** Start **

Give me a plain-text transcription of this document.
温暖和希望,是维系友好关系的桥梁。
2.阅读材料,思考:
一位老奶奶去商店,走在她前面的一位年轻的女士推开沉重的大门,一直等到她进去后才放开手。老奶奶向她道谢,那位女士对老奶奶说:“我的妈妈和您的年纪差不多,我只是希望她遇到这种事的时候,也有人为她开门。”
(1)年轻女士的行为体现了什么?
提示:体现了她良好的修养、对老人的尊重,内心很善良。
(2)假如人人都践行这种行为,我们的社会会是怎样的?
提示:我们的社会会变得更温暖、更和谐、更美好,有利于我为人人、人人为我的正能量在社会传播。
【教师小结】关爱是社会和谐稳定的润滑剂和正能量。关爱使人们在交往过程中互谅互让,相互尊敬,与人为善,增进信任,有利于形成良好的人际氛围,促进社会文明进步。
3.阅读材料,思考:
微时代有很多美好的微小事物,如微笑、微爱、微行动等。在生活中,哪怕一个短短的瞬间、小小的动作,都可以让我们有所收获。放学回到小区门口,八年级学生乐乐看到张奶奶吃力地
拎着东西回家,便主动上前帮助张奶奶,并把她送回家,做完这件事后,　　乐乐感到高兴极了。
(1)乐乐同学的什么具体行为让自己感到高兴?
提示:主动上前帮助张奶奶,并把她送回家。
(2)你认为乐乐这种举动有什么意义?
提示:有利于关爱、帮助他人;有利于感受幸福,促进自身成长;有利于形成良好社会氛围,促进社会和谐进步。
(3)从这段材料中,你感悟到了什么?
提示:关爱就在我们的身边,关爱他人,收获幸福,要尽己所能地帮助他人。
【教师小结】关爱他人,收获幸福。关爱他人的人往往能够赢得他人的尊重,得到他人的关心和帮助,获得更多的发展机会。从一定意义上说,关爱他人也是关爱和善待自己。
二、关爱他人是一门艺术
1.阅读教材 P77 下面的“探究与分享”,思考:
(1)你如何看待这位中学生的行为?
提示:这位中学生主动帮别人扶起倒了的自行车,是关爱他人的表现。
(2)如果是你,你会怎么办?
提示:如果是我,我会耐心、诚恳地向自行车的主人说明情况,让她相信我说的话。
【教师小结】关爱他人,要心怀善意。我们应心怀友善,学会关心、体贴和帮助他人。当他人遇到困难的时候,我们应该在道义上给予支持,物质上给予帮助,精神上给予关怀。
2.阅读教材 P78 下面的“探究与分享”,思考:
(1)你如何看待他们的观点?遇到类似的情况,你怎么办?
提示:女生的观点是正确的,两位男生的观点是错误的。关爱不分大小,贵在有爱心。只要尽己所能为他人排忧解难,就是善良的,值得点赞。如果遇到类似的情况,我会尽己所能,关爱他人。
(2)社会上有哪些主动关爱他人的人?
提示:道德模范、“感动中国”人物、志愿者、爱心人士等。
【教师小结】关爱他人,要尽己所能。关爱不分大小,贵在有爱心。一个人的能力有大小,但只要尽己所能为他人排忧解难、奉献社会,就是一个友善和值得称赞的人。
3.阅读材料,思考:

** End **

Copy out the lines that hold "贵在有爱心".

提示:女生的观点是正确的,两位男生的观点是错误的。关爱不分大小,贵在有爱心。只要尽己所能为他人排忧解难,就是善良的,值得点赞。如果遇到类似的情况,我会尽己所能,关爱他人。
【教师小结】关爱他人,要尽己所能。关爱不分大小,贵在有爱心。一个人的能力有大小,但只要尽己所能为他人排忧解难、奉献社会,就是一个友善和值得称赞的人。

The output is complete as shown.